**** Records to use
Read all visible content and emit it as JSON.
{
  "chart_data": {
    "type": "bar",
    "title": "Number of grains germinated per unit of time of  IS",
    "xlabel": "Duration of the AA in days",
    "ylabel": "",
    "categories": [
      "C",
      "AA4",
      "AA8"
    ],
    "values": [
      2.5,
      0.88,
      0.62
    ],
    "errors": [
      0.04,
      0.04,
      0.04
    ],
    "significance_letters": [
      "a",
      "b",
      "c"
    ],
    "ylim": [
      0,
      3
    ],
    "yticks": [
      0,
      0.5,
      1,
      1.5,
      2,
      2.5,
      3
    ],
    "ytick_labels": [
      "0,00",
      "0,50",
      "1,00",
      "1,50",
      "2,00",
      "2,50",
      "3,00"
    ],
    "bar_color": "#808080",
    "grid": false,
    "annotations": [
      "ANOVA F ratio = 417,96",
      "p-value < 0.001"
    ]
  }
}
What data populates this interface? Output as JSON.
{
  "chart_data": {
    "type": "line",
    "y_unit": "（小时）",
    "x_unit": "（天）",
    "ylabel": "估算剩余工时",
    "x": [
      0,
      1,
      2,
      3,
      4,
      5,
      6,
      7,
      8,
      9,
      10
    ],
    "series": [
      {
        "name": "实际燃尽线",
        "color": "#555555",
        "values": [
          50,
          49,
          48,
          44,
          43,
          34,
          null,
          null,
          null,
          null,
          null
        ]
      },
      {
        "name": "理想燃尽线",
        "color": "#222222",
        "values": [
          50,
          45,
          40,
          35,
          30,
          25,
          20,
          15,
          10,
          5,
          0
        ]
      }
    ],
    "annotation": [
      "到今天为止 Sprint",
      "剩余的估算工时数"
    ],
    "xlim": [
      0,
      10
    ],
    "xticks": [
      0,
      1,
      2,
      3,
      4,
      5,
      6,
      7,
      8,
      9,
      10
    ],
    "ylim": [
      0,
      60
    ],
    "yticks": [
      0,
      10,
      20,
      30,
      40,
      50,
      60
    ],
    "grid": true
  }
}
********
_Aim_
Transcribe all the entries, keeping each one exactly as it is.

_Response_
Read all visible content and emit it as JSON.
{
  "chart_data": {
    "type": "bar",
    "title": "Number of grains germinated per unit of time of  IS",
    "xlabel": "Duration of the AA in days",
    "ylabel": "",
    "categories": [
      "C",
      "AA4",
      "AA8"
    ],
    "values": [
      2.5,
      0.88,
      0.62
    ],
    "errors": [
      0.04,
      0.04,
      0.04
    ],
    "significance_letters": [
      "a",
      "b",
      "c"
    ],
    "ylim": [
      0,
      3
    ],
    "yticks": [
      0,
      0.5,
      1,
      1.5,
      2,
      2.5,
      3
    ],
    "ytick_labels": [
      "0,00",
      "0,50",
      "1,00",
      "1,50",
      "2,00",
      "2,50",
      "3,00"
    ],
    "bar_color": "#808080",
    "grid": false,
    "annotations": [
      "ANOVA F ratio = 417,96",
      "p-value < 0.001"
    ]
  }
}
What data populates this interface? Output as JSON.
{
  "chart_data": {
    "type": "line",
    "y_unit": "（小时）",
    "x_unit": "（天）",
    "ylabel": "估算剩余工时",
    "x": [
      0,
      1,
      2,
      3,
      4,
      5,
      6,
      7,
      8,
      9,
      10
    ],
    "series": [
      {
        "name": "实际燃尽线",
        "color": "#555555",
        "values": [
          50,
          49,
          48,
          44,
          43,
          34,
          null,
          null,
          null,
          null,
          null
        ]
      },
      {
        "name": "理想燃尽线",
        "color": "#222222",
        "values": [
          50,
          45,
          40,
          35,
          30,
          25,
          20,
          15,
          10,
          5,
          0
        ]
      }
    ],
    "annotation": [
      "到今天为止 Sprint",
      "剩余的估算工时数"
    ],
    "xlim": [
      0,
      10
    ],
    "xticks": [
      0,
      1,
      2,
      3,
      4,
      5,
      6,
      7,
      8,
      9,
      10
    ],
    "ylim": [
      0,
      60
    ],
    "yticks": [
      0,
      10,
      20,
      30,
      40,
      50,
      60
    ],
    "grid": true
  }
}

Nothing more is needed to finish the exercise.